* CHALLENGE *
Copy out all the records exactly.

-- Begin --

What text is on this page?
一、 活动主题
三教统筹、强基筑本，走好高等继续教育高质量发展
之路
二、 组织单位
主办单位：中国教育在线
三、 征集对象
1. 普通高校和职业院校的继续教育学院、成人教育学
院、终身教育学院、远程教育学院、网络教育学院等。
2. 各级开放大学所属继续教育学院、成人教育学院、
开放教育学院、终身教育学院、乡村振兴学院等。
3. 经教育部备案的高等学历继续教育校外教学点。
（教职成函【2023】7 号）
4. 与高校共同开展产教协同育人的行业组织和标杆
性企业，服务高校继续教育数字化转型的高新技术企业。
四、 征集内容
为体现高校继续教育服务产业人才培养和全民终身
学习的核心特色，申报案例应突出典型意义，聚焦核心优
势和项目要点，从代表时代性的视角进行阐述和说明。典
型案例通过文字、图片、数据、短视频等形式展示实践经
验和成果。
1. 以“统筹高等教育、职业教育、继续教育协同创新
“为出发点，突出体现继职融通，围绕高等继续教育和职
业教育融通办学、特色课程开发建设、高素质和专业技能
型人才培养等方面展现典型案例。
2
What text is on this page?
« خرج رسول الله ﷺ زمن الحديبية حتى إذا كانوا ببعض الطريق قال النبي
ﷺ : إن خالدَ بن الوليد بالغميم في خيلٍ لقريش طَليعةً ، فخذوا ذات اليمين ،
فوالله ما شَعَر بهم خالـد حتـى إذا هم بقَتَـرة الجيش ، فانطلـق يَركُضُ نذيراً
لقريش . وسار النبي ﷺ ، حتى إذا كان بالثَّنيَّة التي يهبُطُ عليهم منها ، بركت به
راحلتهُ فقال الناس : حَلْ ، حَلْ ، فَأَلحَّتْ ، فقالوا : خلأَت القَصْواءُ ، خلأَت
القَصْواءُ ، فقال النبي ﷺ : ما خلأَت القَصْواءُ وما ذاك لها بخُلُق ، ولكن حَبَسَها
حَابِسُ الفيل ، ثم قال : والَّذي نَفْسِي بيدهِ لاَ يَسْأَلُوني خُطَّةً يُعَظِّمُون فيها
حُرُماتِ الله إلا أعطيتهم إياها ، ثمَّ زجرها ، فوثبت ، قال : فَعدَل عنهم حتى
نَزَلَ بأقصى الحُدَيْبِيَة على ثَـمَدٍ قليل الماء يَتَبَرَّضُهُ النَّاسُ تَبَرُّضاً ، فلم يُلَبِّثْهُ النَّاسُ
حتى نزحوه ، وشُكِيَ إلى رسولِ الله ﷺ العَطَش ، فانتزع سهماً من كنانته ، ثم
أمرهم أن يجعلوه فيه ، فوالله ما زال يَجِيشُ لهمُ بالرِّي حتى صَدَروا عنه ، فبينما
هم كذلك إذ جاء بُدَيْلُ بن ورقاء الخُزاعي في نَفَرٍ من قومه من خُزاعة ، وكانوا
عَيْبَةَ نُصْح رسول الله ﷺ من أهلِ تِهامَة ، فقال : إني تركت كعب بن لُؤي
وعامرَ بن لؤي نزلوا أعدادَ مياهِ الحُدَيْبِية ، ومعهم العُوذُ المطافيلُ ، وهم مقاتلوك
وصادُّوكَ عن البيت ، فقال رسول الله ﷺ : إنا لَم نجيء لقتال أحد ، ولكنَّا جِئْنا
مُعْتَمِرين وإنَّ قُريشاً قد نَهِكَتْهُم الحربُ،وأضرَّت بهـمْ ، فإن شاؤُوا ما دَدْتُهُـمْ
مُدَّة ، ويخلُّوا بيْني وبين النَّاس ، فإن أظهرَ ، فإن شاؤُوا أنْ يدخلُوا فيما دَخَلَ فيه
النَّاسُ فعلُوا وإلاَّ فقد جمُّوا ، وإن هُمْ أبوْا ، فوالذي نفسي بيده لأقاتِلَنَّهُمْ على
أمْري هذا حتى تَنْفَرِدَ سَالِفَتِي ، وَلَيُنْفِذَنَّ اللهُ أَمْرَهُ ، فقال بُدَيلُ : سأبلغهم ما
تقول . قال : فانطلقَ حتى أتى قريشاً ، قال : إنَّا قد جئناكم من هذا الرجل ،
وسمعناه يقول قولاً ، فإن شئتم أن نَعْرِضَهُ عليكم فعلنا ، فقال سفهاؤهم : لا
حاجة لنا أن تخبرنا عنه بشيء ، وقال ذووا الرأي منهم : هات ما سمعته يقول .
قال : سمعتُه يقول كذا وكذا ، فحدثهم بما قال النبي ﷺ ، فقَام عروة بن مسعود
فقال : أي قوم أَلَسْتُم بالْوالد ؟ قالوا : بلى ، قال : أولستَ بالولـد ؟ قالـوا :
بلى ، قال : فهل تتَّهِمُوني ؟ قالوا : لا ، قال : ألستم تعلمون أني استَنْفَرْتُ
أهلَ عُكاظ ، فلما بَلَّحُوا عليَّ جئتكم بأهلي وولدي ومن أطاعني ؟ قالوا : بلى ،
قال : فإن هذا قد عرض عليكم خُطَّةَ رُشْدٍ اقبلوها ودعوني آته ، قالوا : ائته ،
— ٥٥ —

-- End --

* RESULT *
What text is on this page?
一、 活动主题
三教统筹、强基筑本，走好高等继续教育高质量发展
之路
二、 组织单位
主办单位：中国教育在线
三、 征集对象
1. 普通高校和职业院校的继续教育学院、成人教育学
院、终身教育学院、远程教育学院、网络教育学院等。
2. 各级开放大学所属继续教育学院、成人教育学院、
开放教育学院、终身教育学院、乡村振兴学院等。
3. 经教育部备案的高等学历继续教育校外教学点。
（教职成函【2023】7 号）
4. 与高校共同开展产教协同育人的行业组织和标杆
性企业，服务高校继续教育数字化转型的高新技术企业。
四、 征集内容
为体现高校继续教育服务产业人才培养和全民终身
学习的核心特色，申报案例应突出典型意义，聚焦核心优
势和项目要点，从代表时代性的视角进行阐述和说明。典
型案例通过文字、图片、数据、短视频等形式展示实践经
验和成果。
1. 以“统筹高等教育、职业教育、继续教育协同创新
“为出发点，突出体现继职融通，围绕高等继续教育和职
业教育融通办学、特色课程开发建设、高素质和专业技能
型人才培养等方面展现典型案例。
2
What text is on this page?
« خرج رسول الله ﷺ زمن الحديبية حتى إذا كانوا ببعض الطريق قال النبي
ﷺ : إن خالدَ بن الوليد بالغميم في خيلٍ لقريش طَليعةً ، فخذوا ذات اليمين ،
فوالله ما شَعَر بهم خالـد حتـى إذا هم بقَتَـرة الجيش ، فانطلـق يَركُضُ نذيراً
لقريش . وسار النبي ﷺ ، حتى إذا كان بالثَّنيَّة التي يهبُطُ عليهم منها ، بركت به
راحلتهُ فقال الناس : حَلْ ، حَلْ ، فَأَلحَّتْ ، فقالوا : خلأَت القَصْواءُ ، خلأَت
القَصْواءُ ، فقال النبي ﷺ : ما خلأَت القَصْواءُ وما ذاك لها بخُلُق ، ولكن حَبَسَها
حَابِسُ الفيل ، ثم قال : والَّذي نَفْسِي بيدهِ لاَ يَسْأَلُوني خُطَّةً يُعَظِّمُون فيها
حُرُماتِ الله إلا أعطيتهم إياها ، ثمَّ زجرها ، فوثبت ، قال : فَعدَل عنهم حتى
نَزَلَ بأقصى الحُدَيْبِيَة على ثَـمَدٍ قليل الماء يَتَبَرَّضُهُ النَّاسُ تَبَرُّضاً ، فلم يُلَبِّثْهُ النَّاسُ
حتى نزحوه ، وشُكِيَ إلى رسولِ الله ﷺ العَطَش ، فانتزع سهماً من كنانته ، ثم
أمرهم أن يجعلوه فيه ، فوالله ما زال يَجِيشُ لهمُ بالرِّي حتى صَدَروا عنه ، فبينما
هم كذلك إذ جاء بُدَيْلُ بن ورقاء الخُزاعي في نَفَرٍ من قومه من خُزاعة ، وكانوا
عَيْبَةَ نُصْح رسول الله ﷺ من أهلِ تِهامَة ، فقال : إني تركت كعب بن لُؤي
وعامرَ بن لؤي نزلوا أعدادَ مياهِ الحُدَيْبِية ، ومعهم العُوذُ المطافيلُ ، وهم مقاتلوك
وصادُّوكَ عن البيت ، فقال رسول الله ﷺ : إنا لَم نجيء لقتال أحد ، ولكنَّا جِئْنا
مُعْتَمِرين وإنَّ قُريشاً قد نَهِكَتْهُم الحربُ،وأضرَّت بهـمْ ، فإن شاؤُوا ما دَدْتُهُـمْ
مُدَّة ، ويخلُّوا بيْني وبين النَّاس ، فإن أظهرَ ، فإن شاؤُوا أنْ يدخلُوا فيما دَخَلَ فيه
النَّاسُ فعلُوا وإلاَّ فقد جمُّوا ، وإن هُمْ أبوْا ، فوالذي نفسي بيده لأقاتِلَنَّهُمْ على
أمْري هذا حتى تَنْفَرِدَ سَالِفَتِي ، وَلَيُنْفِذَنَّ اللهُ أَمْرَهُ ، فقال بُدَيلُ : سأبلغهم ما
تقول . قال : فانطلقَ حتى أتى قريشاً ، قال : إنَّا قد جئناكم من هذا الرجل ،
وسمعناه يقول قولاً ، فإن شئتم أن نَعْرِضَهُ عليكم فعلنا ، فقال سفهاؤهم : لا
حاجة لنا أن تخبرنا عنه بشيء ، وقال ذووا الرأي منهم : هات ما سمعته يقول .
قال : سمعتُه يقول كذا وكذا ، فحدثهم بما قال النبي ﷺ ، فقَام عروة بن مسعود
فقال : أي قوم أَلَسْتُم بالْوالد ؟ قالوا : بلى ، قال : أولستَ بالولـد ؟ قالـوا :
بلى ، قال : فهل تتَّهِمُوني ؟ قالوا : لا ، قال : ألستم تعلمون أني استَنْفَرْتُ
أهلَ عُكاظ ، فلما بَلَّحُوا عليَّ جئتكم بأهلي وولدي ومن أطاعني ؟ قالوا : بلى ،
قال : فإن هذا قد عرض عليكم خُطَّةَ رُشْدٍ اقبلوها ودعوني آته ، قالوا : ائته ،
— ٥٥ —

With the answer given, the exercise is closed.